TASK PROMPT:
Using the listing below, copy every line that mentions "text".

RECORDS FOR THE TASK:
· · · · · · ·

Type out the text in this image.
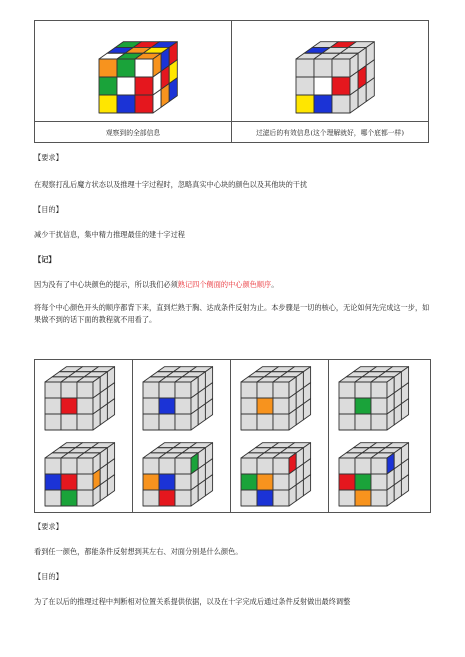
观察到的全部信息	过滤后的有效信息(这个理解就好，哪个底都一样)
【要求】
在观察打乱后魔方状态以及推理十字过程时，忽略真实中心块的颜色以及其他块的干扰
【目的】
减少干扰信息，集中精力推理最佳的建十字过程
【记】
因为没有了中心块颜色的提示，所以我们必须熟记四个侧面的中心颜色顺序。
将每个中心颜色开头的顺序都背下来，直到烂熟于胸、达成条件反射为止。本步骤是一切的核心，无论如何先完成这一步，如果做不到的话下面的教程就不用看了。
【要求】
看到任一颜色，都能条件反射想到其左右、对面分别是什么颜色。
【目的】
为了在以后的推理过程中判断相对位置关系提供依据，以及在十字完成后通过条件反射做出最终调整
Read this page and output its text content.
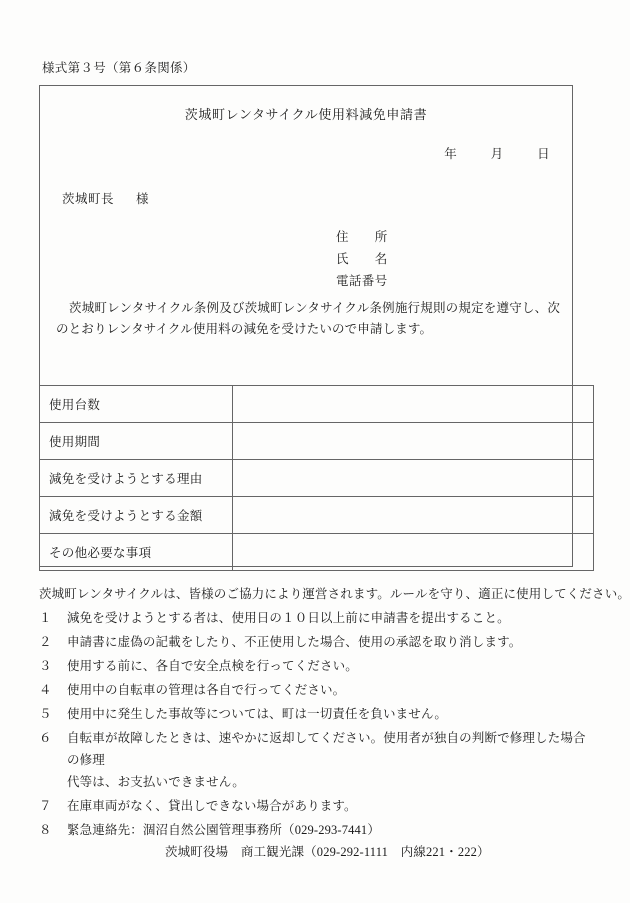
様式第３号（第６条関係）
茨城町レンタサイクル使用料減免申請書
年	月	日
茨城町長 様
住　　所
氏　　名
電話番号
茨城町レンタサイクル条例及び茨城町レンタサイクル条例施行規則の規定を遵守し、次のとおりレンタサイクル使用料の減免を受けたいので申請します。
使用台数	
使用期間	
減免を受けようとする理由	
減免を受けようとする金額	
その他必要な事項	
茨城町レンタサイクルは、皆様のご協力により運営されます。ルールを守り、適正に使用してください。
１	減免を受けようとする者は、使用日の１０日以上前に申請書を提出すること。
２	申請書に虚偽の記載をしたり、不正使用した場合、使用の承認を取り消します。
３	使用する前に、各自で安全点検を行ってください。
４	使用中の自転車の管理は各自で行ってください。
５	使用中に発生した事故等については、町は一切責任を負いません。
６	自転車が故障したときは、速やかに返却してください。使用者が独自の判断で修理した場合の修理
代等は、お支払いできません。
７	在庫車両がなく、貸出しできない場合があります。
８	緊急連絡先：涸沼自然公園管理事務所（029-293-7441）
茨城町役場　商工観光課（029-292-1111　内線221・222）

· · · · · · ·

TASK RESULT:
Type out the text in this image.
Read this page and output its text content.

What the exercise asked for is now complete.